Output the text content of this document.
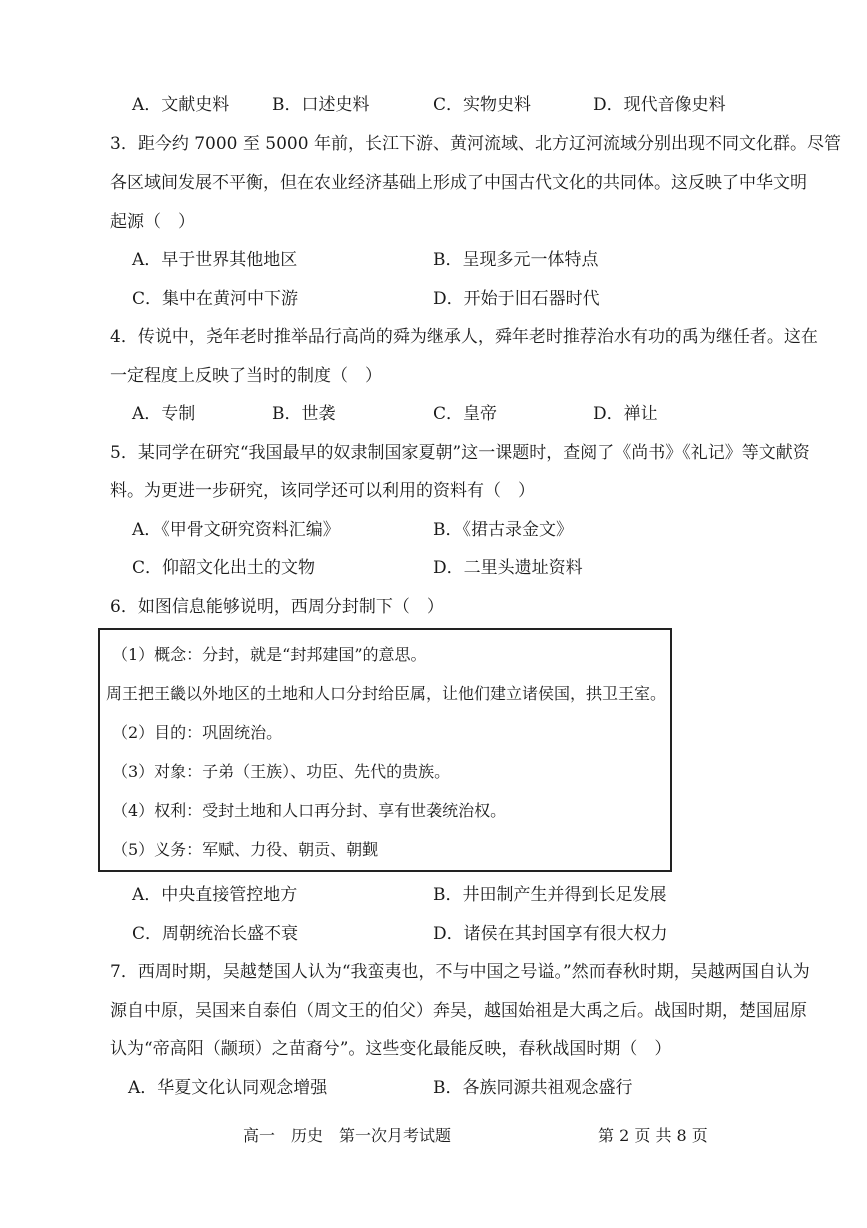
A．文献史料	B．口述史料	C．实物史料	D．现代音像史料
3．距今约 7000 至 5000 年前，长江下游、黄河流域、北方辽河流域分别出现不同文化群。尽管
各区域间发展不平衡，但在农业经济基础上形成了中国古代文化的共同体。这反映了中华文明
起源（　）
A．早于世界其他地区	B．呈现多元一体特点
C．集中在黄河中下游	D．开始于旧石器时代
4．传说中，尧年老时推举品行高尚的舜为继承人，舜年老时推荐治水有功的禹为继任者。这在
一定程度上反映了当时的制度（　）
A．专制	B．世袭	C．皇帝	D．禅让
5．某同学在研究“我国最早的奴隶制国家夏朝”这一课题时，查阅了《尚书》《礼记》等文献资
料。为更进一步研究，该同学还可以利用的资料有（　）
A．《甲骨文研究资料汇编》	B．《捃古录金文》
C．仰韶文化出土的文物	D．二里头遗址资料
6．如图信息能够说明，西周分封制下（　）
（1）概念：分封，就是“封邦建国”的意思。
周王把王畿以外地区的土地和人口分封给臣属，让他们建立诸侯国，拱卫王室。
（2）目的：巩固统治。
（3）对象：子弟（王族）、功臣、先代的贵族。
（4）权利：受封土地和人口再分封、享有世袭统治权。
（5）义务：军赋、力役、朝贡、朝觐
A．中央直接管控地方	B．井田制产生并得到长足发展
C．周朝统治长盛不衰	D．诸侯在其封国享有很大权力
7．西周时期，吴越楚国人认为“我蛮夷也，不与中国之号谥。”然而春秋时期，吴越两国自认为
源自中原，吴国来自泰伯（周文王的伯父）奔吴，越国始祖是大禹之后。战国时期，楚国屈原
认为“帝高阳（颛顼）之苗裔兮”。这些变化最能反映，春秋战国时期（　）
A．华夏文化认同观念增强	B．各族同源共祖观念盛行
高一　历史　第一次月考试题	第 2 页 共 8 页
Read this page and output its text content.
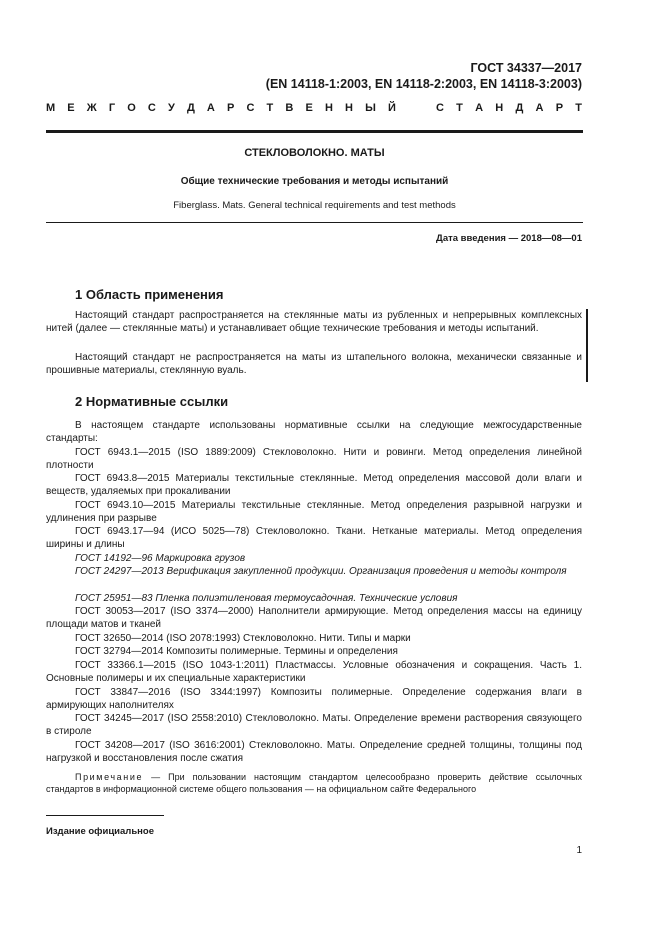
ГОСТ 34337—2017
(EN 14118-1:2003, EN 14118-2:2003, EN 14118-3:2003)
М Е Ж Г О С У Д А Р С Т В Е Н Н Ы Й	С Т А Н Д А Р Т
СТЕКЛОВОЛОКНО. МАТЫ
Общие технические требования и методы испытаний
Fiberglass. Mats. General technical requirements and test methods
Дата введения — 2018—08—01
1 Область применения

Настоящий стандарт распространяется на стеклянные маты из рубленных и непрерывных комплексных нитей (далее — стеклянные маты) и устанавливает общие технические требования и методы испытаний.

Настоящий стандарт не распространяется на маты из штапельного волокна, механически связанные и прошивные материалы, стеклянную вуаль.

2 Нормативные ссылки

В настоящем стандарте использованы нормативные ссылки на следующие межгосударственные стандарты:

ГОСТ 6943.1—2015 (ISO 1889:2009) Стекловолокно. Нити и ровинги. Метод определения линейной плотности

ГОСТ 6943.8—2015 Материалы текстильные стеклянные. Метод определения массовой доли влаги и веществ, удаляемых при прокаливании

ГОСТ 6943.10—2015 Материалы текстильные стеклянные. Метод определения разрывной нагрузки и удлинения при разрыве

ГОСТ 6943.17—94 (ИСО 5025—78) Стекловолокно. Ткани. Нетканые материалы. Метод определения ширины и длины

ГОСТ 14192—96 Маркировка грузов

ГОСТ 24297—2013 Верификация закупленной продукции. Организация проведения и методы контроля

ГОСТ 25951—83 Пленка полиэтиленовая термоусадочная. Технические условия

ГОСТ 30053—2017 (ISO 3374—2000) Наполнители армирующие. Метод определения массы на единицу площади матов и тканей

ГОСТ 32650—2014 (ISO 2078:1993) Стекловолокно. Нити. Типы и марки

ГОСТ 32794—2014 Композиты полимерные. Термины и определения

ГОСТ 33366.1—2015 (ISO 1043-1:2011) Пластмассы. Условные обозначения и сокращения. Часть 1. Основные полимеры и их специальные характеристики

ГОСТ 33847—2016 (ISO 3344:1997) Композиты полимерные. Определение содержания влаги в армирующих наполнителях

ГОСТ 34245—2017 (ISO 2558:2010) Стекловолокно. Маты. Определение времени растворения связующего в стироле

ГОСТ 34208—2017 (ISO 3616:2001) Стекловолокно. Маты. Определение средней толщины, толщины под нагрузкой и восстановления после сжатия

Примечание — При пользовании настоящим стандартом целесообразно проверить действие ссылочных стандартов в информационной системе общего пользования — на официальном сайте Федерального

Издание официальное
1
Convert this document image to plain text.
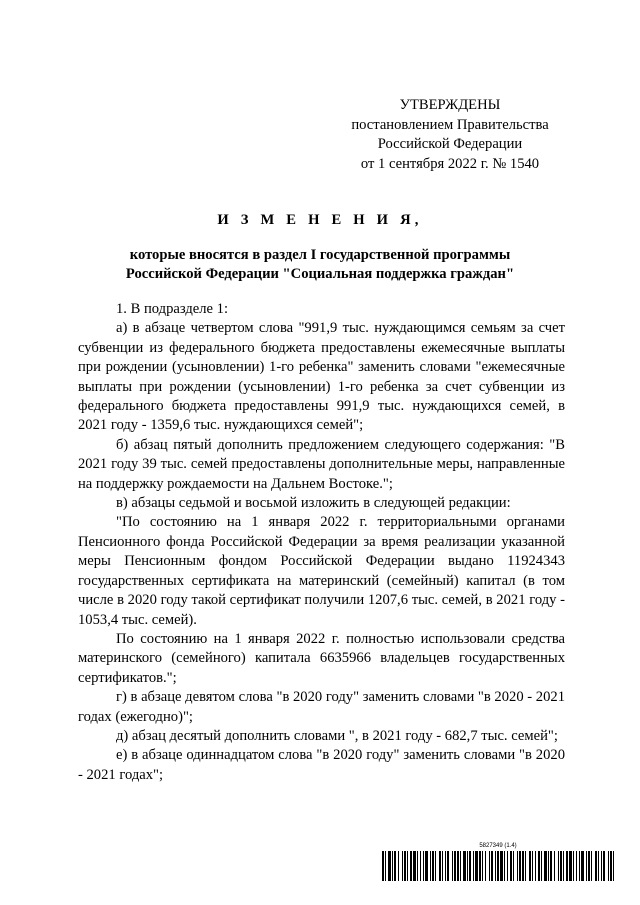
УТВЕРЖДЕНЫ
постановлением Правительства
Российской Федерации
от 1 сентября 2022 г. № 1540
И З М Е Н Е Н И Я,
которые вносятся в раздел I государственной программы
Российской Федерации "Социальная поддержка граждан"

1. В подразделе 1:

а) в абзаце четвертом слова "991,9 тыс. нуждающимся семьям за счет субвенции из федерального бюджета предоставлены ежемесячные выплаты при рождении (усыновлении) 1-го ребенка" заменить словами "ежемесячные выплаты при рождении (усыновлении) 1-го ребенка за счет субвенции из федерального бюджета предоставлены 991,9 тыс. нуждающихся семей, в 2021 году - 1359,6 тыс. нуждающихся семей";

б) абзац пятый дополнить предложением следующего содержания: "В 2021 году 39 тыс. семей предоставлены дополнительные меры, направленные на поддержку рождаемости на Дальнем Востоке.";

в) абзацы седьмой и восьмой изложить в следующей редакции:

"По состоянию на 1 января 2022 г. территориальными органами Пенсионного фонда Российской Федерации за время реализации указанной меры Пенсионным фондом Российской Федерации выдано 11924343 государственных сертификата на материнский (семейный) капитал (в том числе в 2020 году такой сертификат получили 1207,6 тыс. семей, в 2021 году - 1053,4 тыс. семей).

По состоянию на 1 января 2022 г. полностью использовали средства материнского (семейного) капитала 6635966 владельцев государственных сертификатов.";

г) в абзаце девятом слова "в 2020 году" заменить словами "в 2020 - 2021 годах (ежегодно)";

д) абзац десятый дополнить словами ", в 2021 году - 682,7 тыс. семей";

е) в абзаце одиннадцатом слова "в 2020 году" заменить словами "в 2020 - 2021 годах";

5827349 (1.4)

* SET EXERCISE:
Find and copy every line in the entries above where the string "Определение" occurs.

* ANSWER TO THE EXERCISE:
ГОСТ 33847—2016 (ISO 3344:1997) Композиты полимерные. Определение содержания влаги в армирующих наполнителях
ГОСТ 34245—2017 (ISO 2558:2010) Стекловолокно. Маты. Определение времени растворения связующего в стироле
ГОСТ 34208—2017 (ISO 3616:2001) Стекловолокно. Маты. Определение средней толщины, толщины под нагрузкой и восстановления после сжатия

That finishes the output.